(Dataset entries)
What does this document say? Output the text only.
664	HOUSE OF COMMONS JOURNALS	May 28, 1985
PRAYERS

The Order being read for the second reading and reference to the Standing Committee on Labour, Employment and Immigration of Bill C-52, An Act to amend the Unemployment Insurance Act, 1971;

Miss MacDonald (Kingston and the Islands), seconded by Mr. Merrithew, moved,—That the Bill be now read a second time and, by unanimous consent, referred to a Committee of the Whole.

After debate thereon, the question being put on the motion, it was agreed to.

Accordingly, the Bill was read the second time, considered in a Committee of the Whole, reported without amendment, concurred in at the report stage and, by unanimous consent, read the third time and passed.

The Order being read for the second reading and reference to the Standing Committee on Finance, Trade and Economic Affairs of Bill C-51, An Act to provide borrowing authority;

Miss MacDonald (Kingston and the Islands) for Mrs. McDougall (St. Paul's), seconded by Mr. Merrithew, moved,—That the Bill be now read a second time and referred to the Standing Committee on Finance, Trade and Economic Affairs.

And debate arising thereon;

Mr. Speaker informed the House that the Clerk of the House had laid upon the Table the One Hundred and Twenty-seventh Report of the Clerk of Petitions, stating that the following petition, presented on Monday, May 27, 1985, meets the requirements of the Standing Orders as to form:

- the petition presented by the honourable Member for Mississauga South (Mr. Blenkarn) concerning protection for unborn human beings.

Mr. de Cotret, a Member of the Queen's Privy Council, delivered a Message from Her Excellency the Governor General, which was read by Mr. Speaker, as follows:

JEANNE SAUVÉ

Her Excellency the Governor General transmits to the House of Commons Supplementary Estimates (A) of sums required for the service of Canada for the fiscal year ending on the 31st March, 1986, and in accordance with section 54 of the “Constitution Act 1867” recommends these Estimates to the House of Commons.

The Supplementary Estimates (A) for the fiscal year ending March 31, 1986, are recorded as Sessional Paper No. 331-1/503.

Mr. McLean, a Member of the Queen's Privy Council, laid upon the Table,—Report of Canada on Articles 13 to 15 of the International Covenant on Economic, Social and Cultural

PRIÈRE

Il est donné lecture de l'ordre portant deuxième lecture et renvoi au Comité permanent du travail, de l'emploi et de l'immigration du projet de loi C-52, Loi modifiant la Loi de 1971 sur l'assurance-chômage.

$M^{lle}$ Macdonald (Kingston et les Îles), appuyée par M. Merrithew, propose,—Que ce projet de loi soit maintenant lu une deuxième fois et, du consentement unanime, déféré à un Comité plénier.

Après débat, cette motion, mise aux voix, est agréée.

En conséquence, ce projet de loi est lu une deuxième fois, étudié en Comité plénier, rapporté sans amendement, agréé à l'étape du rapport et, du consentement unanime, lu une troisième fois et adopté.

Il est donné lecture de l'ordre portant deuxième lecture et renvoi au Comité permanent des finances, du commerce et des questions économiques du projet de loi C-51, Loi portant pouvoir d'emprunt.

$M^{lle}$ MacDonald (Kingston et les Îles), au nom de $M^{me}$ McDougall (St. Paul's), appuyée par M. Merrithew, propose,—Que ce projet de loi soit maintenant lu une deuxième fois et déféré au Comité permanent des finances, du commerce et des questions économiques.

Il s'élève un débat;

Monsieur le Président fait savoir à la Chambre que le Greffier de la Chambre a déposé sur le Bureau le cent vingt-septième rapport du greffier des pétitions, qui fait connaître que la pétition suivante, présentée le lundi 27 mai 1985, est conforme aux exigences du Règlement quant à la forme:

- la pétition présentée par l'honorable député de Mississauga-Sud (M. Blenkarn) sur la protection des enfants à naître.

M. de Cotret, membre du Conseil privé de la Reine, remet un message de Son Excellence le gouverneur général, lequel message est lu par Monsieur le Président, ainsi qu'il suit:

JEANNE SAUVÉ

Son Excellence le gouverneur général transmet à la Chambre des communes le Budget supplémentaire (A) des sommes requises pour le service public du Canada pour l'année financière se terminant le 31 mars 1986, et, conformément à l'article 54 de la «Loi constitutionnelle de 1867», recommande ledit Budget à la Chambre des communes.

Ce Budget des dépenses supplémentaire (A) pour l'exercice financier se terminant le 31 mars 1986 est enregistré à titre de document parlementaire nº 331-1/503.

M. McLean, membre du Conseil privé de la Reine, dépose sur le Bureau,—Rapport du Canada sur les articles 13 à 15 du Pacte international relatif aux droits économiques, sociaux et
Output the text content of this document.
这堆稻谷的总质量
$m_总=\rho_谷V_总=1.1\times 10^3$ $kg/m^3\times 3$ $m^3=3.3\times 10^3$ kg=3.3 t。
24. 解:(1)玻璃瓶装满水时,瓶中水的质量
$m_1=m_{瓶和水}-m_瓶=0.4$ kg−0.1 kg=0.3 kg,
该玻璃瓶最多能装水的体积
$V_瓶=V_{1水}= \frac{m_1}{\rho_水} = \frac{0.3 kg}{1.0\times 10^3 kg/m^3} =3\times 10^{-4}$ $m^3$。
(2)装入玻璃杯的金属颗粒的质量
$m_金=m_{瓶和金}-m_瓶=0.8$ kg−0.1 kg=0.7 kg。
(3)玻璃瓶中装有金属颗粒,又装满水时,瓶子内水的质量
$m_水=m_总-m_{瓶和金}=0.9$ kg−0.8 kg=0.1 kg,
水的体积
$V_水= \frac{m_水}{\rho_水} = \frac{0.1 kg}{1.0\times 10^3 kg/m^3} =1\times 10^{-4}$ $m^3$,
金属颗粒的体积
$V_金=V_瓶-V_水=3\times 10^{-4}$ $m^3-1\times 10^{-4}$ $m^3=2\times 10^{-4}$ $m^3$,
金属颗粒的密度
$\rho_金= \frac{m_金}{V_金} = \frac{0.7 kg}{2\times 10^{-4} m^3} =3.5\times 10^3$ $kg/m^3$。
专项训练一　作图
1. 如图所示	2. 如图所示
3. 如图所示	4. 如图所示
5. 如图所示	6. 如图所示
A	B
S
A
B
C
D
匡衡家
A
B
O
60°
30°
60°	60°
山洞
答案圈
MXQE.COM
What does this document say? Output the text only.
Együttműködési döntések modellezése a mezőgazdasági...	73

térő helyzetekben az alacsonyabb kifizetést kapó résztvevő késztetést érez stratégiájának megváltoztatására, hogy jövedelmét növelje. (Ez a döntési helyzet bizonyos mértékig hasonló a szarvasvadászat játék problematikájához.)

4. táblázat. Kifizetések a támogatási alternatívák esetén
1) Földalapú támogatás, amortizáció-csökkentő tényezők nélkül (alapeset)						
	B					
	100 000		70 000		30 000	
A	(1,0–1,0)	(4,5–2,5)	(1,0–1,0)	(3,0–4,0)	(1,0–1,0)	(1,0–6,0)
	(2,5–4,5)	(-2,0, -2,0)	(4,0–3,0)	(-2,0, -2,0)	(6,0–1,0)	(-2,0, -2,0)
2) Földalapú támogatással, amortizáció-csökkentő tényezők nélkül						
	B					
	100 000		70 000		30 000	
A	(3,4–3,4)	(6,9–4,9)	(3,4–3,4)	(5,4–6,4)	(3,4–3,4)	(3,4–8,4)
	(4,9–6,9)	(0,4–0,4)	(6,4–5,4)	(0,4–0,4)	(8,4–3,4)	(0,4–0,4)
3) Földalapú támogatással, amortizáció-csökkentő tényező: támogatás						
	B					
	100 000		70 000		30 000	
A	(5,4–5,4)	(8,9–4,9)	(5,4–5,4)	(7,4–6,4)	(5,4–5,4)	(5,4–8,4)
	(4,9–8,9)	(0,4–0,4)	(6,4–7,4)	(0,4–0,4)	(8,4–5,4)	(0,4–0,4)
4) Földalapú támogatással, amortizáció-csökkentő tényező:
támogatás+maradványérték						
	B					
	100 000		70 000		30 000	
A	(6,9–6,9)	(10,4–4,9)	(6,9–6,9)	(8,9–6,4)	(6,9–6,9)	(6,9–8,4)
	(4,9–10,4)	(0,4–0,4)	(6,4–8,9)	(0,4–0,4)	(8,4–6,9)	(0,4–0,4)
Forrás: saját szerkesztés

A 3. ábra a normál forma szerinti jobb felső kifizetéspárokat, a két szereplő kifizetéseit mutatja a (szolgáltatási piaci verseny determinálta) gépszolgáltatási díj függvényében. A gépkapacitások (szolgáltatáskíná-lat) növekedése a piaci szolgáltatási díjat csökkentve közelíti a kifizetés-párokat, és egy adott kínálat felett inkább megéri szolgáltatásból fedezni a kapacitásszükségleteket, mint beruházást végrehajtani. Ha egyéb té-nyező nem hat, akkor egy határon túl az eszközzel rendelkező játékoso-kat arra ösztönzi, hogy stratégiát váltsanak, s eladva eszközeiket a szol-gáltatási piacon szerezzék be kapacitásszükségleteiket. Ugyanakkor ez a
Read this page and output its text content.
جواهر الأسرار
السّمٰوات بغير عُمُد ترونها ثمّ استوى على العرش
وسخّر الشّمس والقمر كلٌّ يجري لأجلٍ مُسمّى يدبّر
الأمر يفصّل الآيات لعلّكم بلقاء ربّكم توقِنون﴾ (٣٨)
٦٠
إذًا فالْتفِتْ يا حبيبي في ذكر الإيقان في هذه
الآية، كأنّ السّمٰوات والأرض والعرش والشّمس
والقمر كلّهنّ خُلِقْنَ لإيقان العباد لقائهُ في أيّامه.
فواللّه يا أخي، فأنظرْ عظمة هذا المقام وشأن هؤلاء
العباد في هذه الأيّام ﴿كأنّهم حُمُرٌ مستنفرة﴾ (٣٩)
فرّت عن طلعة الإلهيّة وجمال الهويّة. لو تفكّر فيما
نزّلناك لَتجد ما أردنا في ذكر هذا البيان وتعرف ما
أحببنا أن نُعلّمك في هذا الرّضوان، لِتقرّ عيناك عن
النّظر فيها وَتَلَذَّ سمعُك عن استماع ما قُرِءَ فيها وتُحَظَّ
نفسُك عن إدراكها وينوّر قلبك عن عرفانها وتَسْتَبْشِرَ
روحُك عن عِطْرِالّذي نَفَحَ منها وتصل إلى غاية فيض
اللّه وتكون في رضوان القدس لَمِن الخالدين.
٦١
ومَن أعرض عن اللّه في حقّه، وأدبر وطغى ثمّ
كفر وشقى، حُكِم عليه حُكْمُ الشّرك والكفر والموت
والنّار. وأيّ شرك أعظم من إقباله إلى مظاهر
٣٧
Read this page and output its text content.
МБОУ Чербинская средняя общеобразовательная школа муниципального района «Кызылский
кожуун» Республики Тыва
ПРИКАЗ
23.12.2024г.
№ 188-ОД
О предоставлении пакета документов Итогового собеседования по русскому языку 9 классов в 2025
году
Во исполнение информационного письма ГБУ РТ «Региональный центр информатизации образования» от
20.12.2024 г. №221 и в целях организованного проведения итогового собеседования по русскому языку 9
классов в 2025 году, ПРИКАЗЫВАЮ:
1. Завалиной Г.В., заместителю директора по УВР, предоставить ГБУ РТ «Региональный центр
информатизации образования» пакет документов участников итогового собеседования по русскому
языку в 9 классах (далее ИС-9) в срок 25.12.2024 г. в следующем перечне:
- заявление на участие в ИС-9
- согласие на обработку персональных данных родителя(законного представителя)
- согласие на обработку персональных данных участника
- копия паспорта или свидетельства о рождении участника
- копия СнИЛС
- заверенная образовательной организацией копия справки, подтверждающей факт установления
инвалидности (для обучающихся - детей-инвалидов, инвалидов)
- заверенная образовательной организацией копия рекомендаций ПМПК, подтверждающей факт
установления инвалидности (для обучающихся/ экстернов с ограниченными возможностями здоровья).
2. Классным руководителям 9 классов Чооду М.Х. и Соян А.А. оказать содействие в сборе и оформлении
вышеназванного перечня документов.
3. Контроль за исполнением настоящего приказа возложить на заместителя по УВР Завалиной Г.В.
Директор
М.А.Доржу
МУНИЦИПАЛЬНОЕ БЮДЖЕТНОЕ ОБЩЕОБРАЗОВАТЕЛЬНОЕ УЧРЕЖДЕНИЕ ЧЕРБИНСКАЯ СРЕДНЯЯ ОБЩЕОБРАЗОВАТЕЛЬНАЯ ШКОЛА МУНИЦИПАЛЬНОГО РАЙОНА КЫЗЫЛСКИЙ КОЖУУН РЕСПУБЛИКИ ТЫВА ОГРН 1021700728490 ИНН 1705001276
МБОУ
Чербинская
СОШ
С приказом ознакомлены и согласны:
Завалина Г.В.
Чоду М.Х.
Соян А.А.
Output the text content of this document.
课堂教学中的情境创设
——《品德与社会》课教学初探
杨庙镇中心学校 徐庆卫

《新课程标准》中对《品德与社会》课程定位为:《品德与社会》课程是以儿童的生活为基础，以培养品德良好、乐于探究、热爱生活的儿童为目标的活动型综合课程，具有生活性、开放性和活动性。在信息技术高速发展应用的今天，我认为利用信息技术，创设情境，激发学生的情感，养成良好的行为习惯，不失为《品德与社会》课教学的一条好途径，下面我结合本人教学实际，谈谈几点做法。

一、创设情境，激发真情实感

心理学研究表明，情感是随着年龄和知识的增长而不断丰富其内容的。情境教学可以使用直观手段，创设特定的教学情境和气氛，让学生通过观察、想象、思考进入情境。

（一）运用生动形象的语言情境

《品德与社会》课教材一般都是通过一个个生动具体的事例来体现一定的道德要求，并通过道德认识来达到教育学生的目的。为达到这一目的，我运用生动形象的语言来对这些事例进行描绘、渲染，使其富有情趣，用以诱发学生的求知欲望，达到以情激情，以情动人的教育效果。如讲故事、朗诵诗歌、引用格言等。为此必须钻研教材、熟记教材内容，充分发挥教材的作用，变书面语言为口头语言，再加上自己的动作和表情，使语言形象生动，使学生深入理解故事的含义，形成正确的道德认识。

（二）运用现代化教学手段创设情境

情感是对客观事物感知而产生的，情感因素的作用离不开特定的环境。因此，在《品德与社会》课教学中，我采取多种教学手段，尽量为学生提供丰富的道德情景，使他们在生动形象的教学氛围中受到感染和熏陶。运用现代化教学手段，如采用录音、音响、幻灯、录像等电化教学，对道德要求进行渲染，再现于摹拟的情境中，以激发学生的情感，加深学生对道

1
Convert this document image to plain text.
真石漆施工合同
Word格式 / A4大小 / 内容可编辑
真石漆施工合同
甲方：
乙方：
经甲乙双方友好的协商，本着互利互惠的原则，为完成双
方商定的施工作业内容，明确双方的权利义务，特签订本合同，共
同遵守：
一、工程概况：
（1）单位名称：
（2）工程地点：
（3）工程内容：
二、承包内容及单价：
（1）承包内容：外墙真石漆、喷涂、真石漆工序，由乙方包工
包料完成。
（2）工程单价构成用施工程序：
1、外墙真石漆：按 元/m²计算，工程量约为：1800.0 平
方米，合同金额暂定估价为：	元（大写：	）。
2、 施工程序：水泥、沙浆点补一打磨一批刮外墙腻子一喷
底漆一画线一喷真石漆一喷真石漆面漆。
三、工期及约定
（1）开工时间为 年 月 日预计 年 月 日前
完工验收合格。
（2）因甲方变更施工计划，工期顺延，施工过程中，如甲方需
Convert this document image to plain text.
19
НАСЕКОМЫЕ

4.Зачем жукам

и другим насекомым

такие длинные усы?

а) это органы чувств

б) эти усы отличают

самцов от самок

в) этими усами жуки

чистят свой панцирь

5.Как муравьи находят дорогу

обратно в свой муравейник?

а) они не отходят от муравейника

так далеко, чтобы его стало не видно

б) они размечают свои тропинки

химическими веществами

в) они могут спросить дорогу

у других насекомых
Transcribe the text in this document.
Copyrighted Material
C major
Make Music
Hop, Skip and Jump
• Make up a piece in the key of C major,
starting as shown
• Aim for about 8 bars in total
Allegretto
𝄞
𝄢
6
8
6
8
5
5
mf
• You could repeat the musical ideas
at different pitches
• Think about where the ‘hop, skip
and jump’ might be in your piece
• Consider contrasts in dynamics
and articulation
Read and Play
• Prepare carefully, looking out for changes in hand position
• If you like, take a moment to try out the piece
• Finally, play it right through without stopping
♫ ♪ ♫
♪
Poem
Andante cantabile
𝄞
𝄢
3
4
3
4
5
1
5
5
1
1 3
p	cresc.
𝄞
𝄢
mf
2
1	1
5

_Exercise directions_: Take every line from the records above that has the word "motion" and copy it.

_Response to the exercise_:
After debate thereon, the question being put on the motion, it was agreed to.
Après débat, cette motion, mise aux voix, est agréée.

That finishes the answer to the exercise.